**Requirements**
Copy out all lines with the word "SEWA" in them.

**Entries**

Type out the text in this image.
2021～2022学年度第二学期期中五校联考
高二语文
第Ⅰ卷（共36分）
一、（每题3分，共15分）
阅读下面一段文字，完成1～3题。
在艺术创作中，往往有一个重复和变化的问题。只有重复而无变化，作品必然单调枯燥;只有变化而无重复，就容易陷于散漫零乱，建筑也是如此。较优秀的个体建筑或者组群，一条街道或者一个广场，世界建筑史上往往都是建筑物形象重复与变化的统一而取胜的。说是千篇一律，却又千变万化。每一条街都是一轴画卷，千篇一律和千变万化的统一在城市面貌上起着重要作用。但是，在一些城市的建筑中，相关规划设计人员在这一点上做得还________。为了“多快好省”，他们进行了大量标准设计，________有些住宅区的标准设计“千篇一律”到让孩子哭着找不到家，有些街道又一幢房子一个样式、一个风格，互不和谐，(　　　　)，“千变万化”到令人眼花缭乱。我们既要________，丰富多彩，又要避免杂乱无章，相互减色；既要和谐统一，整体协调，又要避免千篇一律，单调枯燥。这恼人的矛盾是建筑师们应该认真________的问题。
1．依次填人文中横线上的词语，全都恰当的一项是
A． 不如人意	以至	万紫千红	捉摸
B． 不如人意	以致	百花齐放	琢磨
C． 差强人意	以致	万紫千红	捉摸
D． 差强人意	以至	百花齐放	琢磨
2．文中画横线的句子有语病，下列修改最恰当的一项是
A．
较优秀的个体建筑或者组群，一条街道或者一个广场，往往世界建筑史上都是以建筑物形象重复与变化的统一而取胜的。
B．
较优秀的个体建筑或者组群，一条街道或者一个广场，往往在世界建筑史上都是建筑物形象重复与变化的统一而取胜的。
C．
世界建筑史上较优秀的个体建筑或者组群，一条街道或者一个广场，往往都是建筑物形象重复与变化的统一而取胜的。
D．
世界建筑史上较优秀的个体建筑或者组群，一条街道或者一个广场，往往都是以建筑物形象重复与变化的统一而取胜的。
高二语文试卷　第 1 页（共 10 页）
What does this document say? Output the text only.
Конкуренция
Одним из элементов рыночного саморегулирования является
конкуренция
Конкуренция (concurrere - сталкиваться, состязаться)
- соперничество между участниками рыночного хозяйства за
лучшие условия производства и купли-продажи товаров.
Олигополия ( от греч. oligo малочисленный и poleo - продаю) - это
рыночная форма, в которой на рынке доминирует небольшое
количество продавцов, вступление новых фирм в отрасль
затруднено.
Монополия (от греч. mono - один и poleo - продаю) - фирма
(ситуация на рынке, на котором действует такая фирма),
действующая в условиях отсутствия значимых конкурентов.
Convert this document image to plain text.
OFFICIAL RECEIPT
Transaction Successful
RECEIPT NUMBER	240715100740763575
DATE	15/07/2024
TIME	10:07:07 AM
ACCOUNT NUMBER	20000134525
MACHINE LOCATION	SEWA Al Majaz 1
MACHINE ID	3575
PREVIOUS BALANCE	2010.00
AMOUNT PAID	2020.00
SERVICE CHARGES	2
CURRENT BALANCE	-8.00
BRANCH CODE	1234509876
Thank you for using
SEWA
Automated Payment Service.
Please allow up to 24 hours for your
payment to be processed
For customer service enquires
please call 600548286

**Reply**
MACHINE LOCATION	SEWA Al Majaz 1
SEWA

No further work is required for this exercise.